YOUR INSTRUCTIONS
Count how many lines below include the string "this", and give that number without anything else.
----
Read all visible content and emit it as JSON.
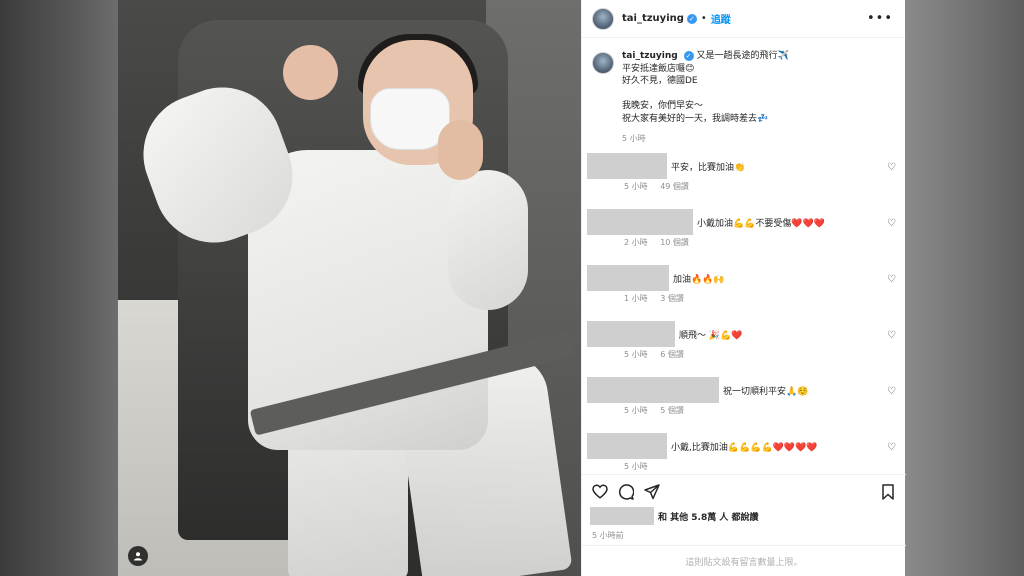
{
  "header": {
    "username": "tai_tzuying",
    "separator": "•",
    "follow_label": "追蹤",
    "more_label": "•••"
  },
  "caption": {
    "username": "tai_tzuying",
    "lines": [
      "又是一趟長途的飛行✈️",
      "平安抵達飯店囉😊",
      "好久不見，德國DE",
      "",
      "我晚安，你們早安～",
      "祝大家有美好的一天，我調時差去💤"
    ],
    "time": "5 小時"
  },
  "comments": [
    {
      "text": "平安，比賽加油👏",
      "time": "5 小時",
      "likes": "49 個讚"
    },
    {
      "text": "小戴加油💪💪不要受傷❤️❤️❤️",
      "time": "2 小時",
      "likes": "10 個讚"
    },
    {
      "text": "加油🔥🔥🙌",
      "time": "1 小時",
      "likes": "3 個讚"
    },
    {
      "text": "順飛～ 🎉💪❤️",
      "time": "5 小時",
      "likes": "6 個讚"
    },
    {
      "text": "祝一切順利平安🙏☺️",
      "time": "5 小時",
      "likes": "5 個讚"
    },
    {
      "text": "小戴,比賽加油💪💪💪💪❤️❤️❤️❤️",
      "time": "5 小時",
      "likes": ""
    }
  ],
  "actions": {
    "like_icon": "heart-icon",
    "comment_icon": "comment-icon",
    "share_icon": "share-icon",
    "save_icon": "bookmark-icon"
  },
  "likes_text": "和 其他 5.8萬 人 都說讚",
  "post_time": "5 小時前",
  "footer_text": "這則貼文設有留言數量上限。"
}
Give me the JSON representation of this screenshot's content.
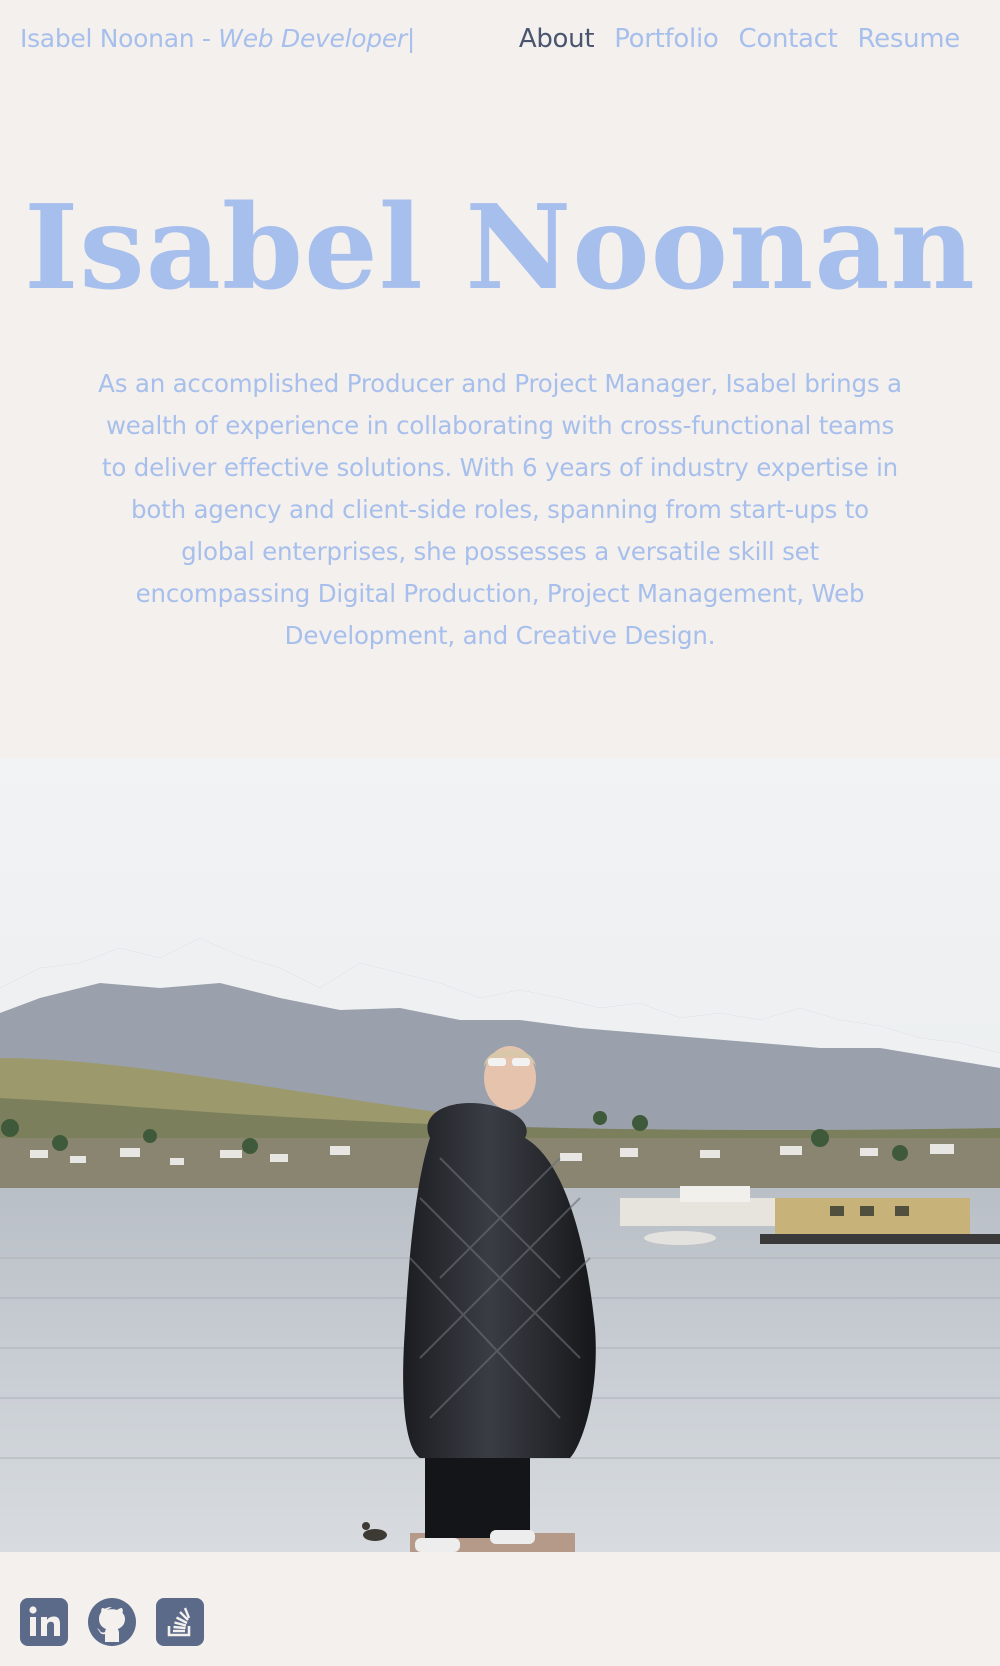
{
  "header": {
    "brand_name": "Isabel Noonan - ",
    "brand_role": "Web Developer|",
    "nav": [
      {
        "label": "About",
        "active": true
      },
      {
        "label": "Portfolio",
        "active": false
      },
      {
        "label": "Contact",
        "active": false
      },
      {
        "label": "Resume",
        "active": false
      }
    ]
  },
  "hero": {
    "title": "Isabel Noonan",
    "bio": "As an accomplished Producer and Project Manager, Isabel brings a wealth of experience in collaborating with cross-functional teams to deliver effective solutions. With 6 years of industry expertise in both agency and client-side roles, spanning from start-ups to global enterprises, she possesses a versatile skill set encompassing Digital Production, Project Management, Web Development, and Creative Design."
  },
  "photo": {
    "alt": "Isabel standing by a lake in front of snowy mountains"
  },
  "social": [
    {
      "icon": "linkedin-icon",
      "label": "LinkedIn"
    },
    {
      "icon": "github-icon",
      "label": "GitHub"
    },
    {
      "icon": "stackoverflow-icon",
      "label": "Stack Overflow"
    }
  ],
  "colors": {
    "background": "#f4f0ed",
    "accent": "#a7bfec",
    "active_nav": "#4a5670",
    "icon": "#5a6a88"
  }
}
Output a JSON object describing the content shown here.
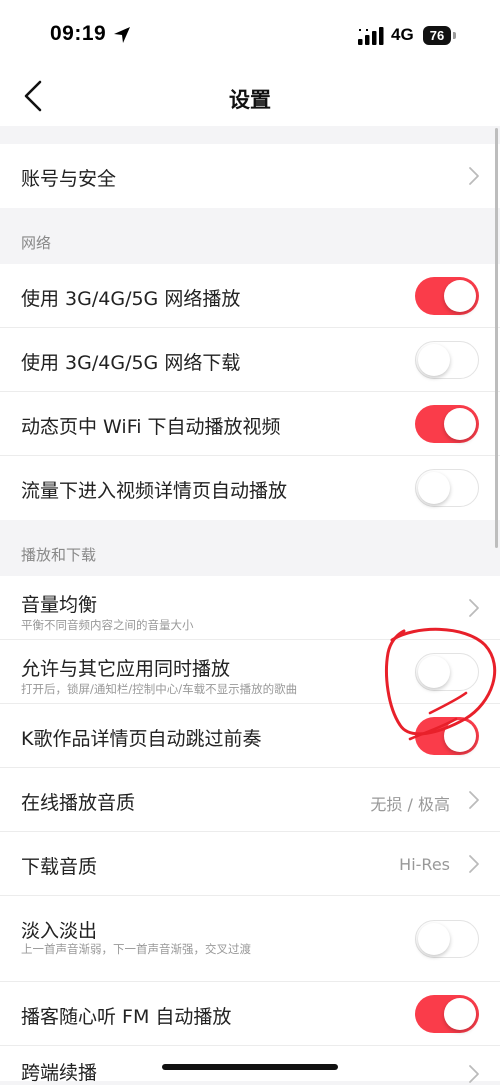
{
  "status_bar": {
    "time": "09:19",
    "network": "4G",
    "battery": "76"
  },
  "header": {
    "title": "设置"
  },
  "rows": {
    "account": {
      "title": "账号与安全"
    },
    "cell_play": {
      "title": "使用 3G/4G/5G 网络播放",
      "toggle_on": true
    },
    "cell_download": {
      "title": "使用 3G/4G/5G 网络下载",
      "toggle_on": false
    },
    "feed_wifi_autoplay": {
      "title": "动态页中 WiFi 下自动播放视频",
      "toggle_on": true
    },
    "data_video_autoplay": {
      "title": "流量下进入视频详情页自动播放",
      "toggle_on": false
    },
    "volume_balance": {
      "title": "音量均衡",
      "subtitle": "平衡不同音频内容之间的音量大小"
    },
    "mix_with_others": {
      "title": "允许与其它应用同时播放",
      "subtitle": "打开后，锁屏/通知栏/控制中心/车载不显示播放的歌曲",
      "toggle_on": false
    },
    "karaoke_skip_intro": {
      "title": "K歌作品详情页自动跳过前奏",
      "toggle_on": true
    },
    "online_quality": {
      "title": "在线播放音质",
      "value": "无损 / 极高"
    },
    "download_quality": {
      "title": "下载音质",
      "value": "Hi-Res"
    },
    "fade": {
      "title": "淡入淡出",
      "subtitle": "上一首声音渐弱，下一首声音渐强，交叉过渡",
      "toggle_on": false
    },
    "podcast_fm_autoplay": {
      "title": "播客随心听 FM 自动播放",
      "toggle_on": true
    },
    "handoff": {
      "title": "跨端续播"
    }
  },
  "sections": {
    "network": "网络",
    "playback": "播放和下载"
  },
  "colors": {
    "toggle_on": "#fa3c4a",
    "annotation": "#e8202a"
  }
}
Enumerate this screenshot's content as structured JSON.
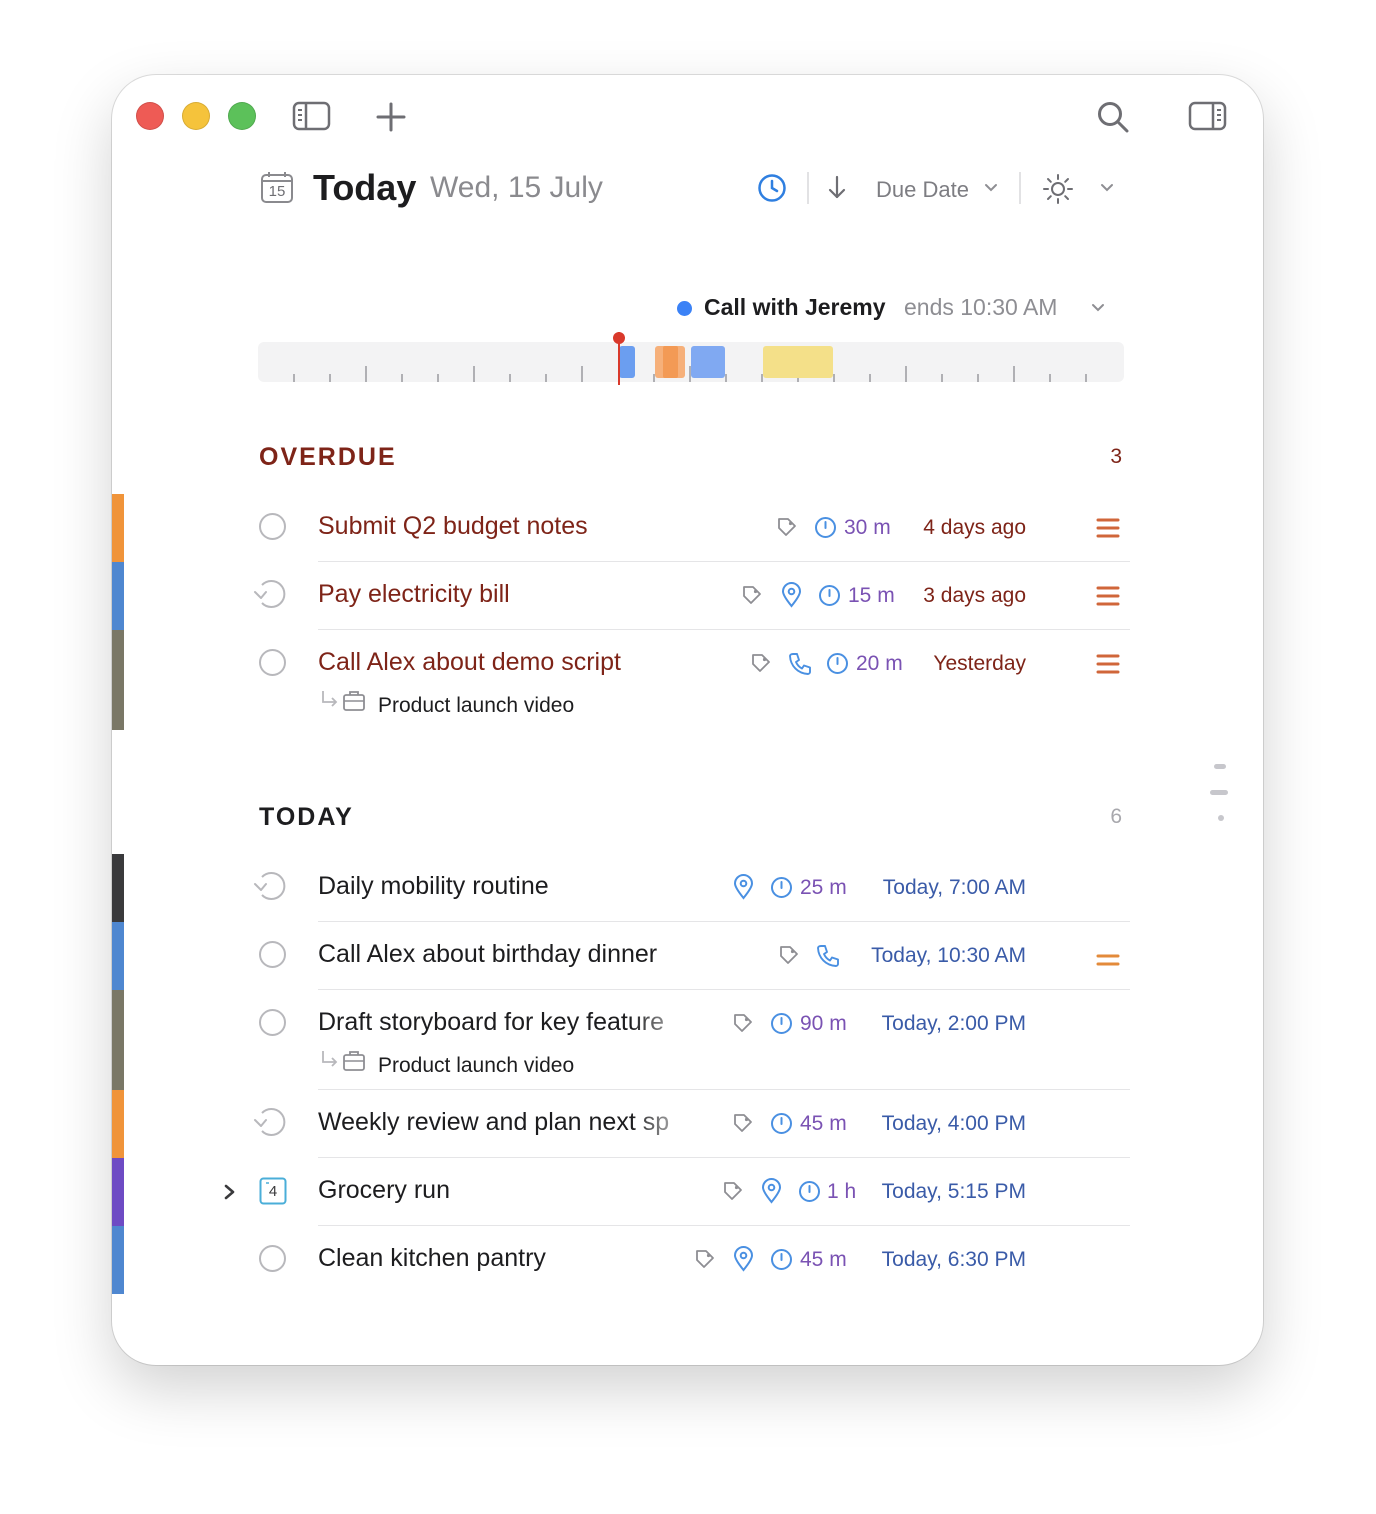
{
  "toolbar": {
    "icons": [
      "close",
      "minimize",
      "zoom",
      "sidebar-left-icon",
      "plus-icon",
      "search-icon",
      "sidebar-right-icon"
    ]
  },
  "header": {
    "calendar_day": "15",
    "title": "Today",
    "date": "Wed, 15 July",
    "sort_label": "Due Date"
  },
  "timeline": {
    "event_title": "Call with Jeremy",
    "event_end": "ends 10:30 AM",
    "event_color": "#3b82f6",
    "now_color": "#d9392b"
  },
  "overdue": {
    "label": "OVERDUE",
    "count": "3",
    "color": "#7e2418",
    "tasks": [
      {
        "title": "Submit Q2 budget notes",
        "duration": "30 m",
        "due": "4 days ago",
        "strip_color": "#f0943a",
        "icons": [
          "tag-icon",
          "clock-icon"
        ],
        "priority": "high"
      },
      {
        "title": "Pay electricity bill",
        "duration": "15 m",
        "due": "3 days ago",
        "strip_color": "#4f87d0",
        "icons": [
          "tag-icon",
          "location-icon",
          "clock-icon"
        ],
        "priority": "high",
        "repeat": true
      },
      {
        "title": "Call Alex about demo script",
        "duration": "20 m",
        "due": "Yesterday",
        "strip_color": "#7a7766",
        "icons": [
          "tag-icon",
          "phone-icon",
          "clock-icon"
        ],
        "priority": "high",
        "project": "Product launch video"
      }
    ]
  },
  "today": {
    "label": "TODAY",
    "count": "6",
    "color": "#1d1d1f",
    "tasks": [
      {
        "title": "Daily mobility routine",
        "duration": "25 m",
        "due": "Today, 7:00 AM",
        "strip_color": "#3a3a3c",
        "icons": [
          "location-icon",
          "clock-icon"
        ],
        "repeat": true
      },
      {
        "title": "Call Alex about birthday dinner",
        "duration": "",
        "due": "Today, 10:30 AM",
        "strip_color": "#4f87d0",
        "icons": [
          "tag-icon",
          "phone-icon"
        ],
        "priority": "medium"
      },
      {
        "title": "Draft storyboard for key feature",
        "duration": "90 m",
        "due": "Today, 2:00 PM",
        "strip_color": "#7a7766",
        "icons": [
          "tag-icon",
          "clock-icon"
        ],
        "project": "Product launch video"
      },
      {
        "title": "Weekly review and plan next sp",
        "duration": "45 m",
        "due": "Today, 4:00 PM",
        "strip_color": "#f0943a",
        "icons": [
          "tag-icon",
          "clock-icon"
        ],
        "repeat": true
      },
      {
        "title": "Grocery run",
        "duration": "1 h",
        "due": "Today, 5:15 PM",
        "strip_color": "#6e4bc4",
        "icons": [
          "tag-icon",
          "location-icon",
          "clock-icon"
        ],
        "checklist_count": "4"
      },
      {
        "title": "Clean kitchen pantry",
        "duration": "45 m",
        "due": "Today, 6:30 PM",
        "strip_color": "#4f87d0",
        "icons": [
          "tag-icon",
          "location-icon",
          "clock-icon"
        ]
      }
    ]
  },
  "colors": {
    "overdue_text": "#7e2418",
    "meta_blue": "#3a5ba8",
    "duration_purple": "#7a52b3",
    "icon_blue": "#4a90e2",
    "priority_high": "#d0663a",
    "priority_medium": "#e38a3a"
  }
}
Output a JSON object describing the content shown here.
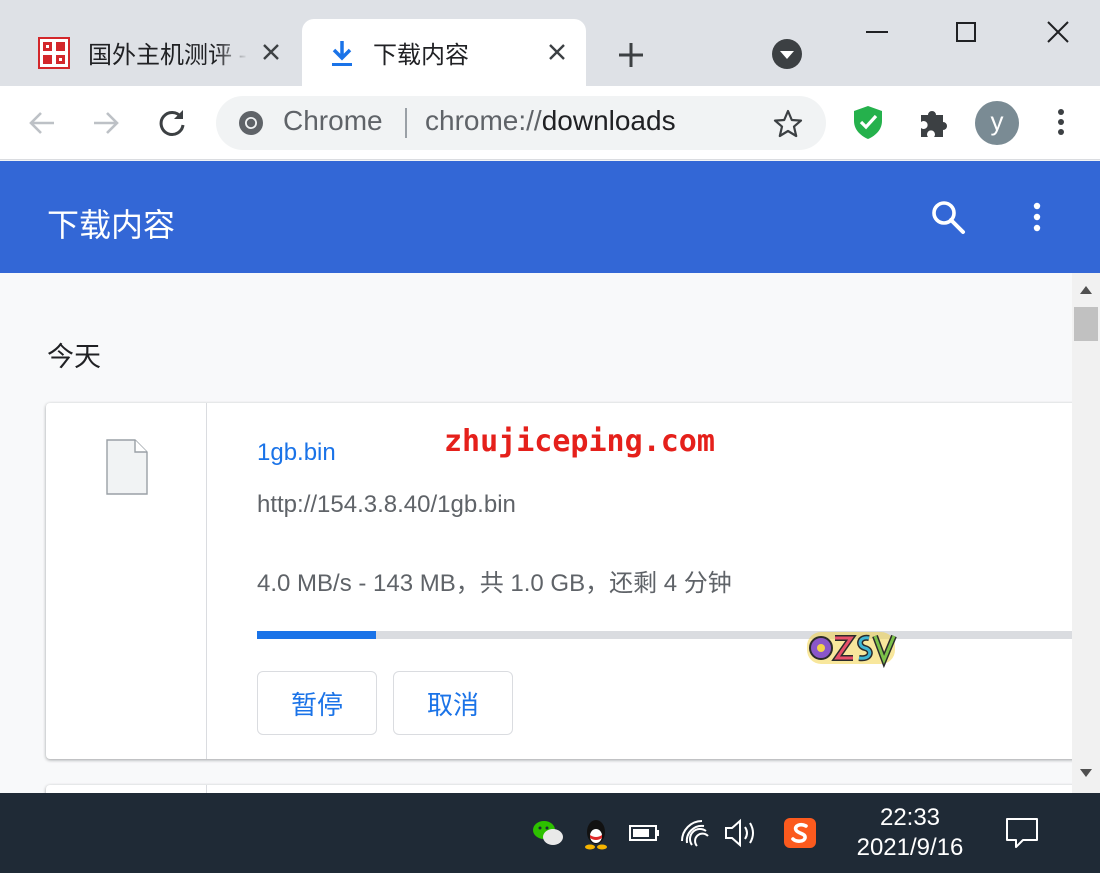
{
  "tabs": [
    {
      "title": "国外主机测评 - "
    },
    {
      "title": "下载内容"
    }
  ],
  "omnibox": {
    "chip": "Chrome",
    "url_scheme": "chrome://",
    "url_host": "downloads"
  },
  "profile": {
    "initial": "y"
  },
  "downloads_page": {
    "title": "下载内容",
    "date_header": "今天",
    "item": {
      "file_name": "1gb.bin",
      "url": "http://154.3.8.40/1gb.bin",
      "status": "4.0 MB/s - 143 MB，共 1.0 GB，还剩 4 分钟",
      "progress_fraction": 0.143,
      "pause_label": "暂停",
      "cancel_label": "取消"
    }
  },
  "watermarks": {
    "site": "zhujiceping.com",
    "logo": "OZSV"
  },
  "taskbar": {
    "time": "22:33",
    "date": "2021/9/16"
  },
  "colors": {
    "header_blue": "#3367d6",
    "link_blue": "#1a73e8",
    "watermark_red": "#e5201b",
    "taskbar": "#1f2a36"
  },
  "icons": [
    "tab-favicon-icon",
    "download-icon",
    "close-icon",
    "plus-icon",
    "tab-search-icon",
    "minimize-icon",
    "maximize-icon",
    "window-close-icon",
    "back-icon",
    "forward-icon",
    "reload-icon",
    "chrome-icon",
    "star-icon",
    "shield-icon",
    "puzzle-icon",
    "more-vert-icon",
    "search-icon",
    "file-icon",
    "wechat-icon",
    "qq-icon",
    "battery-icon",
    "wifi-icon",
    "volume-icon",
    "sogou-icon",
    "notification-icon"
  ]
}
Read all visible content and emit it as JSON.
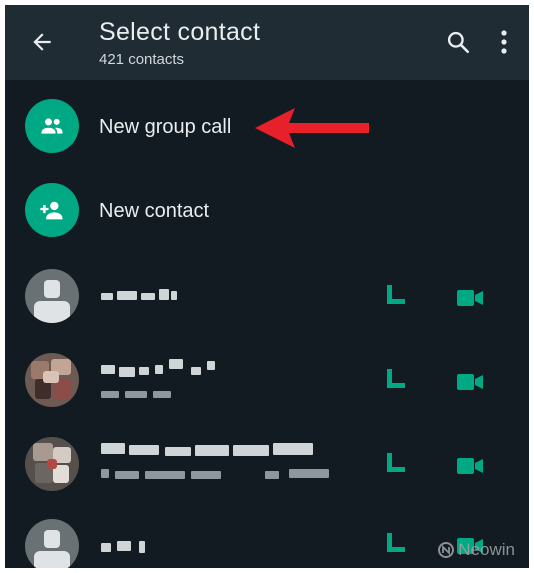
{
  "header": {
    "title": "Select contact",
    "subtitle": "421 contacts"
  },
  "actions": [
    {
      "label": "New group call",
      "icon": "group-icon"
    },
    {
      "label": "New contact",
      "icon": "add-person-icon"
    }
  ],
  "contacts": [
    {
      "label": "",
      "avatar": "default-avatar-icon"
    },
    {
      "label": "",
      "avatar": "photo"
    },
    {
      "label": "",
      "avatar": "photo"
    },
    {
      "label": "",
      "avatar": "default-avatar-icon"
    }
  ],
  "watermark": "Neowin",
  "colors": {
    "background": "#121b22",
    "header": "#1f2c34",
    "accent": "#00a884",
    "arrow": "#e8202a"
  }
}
----
PROBLEM SOLUTION
2